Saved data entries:
· · · · · · ·

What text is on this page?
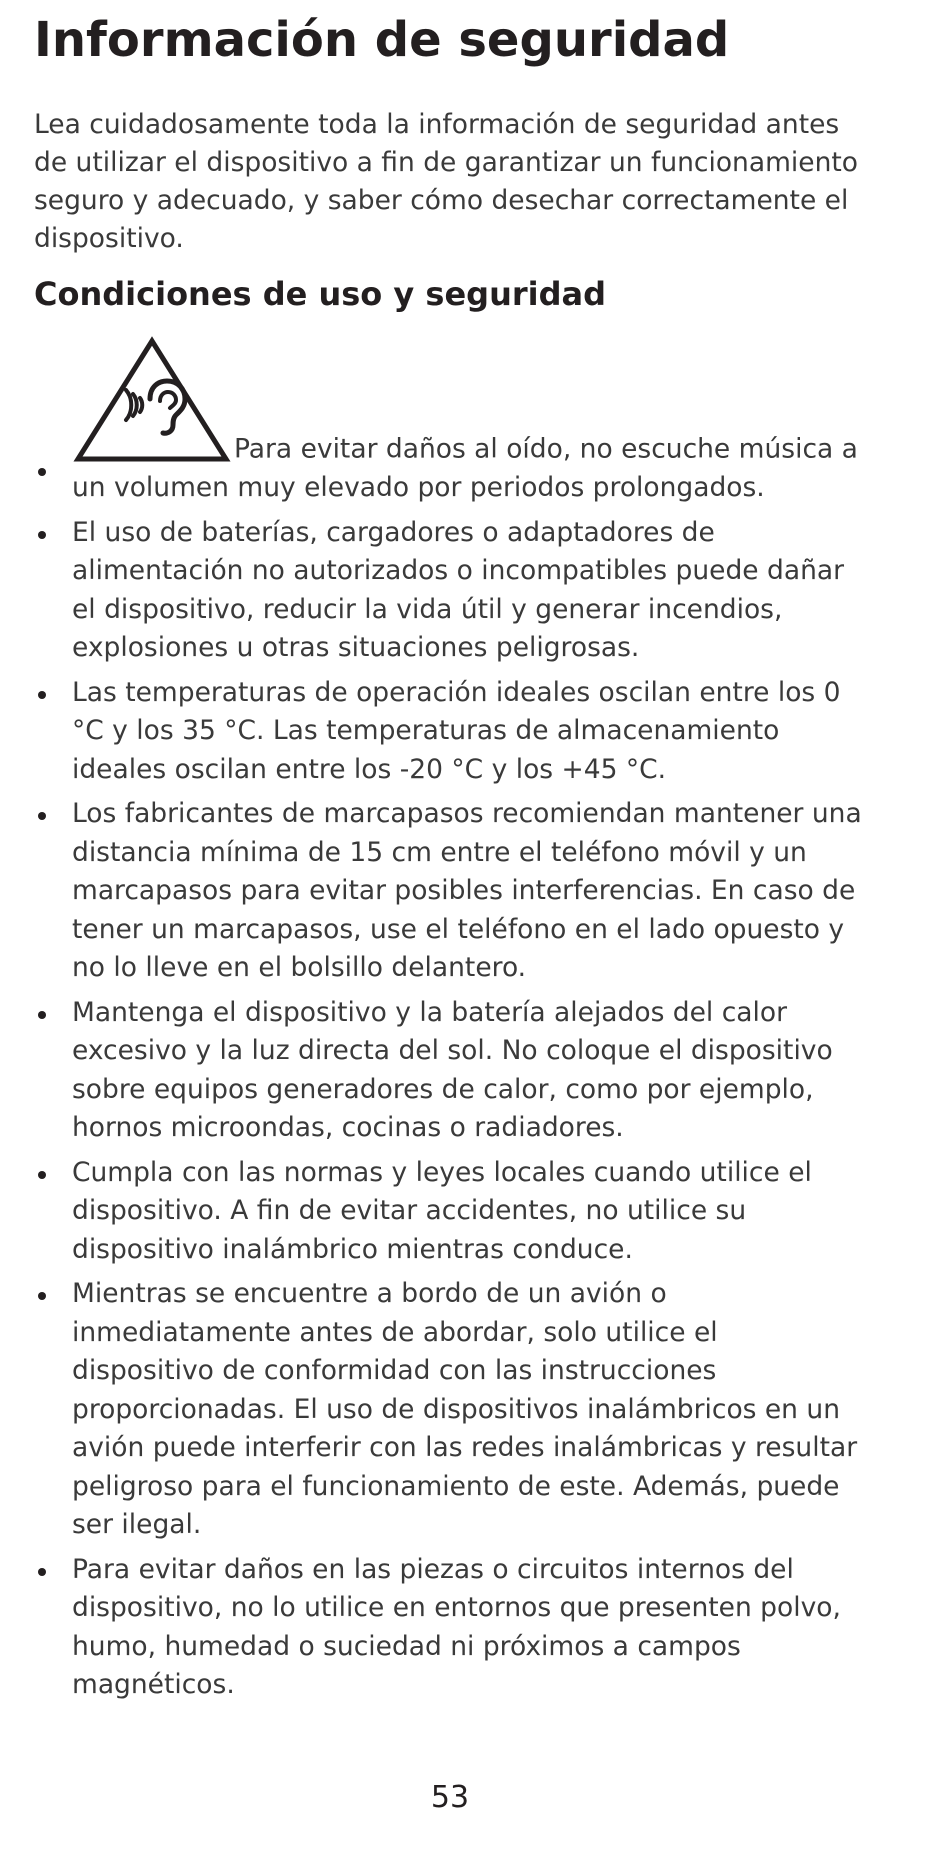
Información de seguridad

Lea cuidadosamente toda la información de seguridad antes de utilizar el dispositivo a fin de garantizar un funcionamiento seguro y adecuado, y saber cómo desechar correctamente el dispositivo.

Condiciones de uso y seguridad
Para evitar daños al oído, no escuche música a un volumen muy elevado por periodos prolongados.
El uso de baterías, cargadores o adaptadores de alimentación no autorizados o incompatibles puede dañar el dispositivo, reducir la vida útil y generar incendios, explosiones u otras situaciones peligrosas.
Las temperaturas de operación ideales oscilan entre los 0 °C y los 35 °C. Las temperaturas de almacenamiento ideales oscilan entre los -20 °C y los +45 °C.
Los fabricantes de marcapasos recomiendan mantener una distancia mínima de 15 cm entre el teléfono móvil y un marcapasos para evitar posibles interferencias. En caso de tener un marcapasos, use el teléfono en el lado opuesto y no lo lleve en el bolsillo delantero.
Mantenga el dispositivo y la batería alejados del calor excesivo y la luz directa del sol. No coloque el dispositivo sobre equipos generadores de calor, como por ejemplo, hornos microondas, cocinas o radiadores.
Cumpla con las normas y leyes locales cuando utilice el dispositivo. A fin de evitar accidentes, no utilice su dispositivo inalámbrico mientras conduce.
Mientras se encuentre a bordo de un avión o inmediatamente antes de abordar, solo utilice el dispositivo de conformidad con las instrucciones proporcionadas. El uso de dispositivos inalámbricos en un avión puede interferir con las redes inalámbricas y resultar peligroso para el funcionamiento de este. Además, puede ser ilegal.
Para evitar daños en las piezas o circuitos internos del dispositivo, no lo utilice en entornos que presenten polvo, humo, humedad o suciedad ni próximos a campos magnéticos.
53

· · · · · · ·

- [PROBLEM]:
Scan the data above and copy every line with "puede" in it.

- [EXERCISE RESULT]:
El uso de baterías, cargadores o adaptadores de alimentación no autorizados o incompatibles puede dañar el dispositivo, reducir la vida útil y generar incendios, explosiones u otras situaciones peligrosas.
Mientras se encuentre a bordo de un avión o inmediatamente antes de abordar, solo utilice el dispositivo de conformidad con las instrucciones proporcionadas. El uso de dispositivos inalámbricos en un avión puede interferir con las redes inalámbricas y resultar peligroso para el funcionamiento de este. Además, puede ser ilegal.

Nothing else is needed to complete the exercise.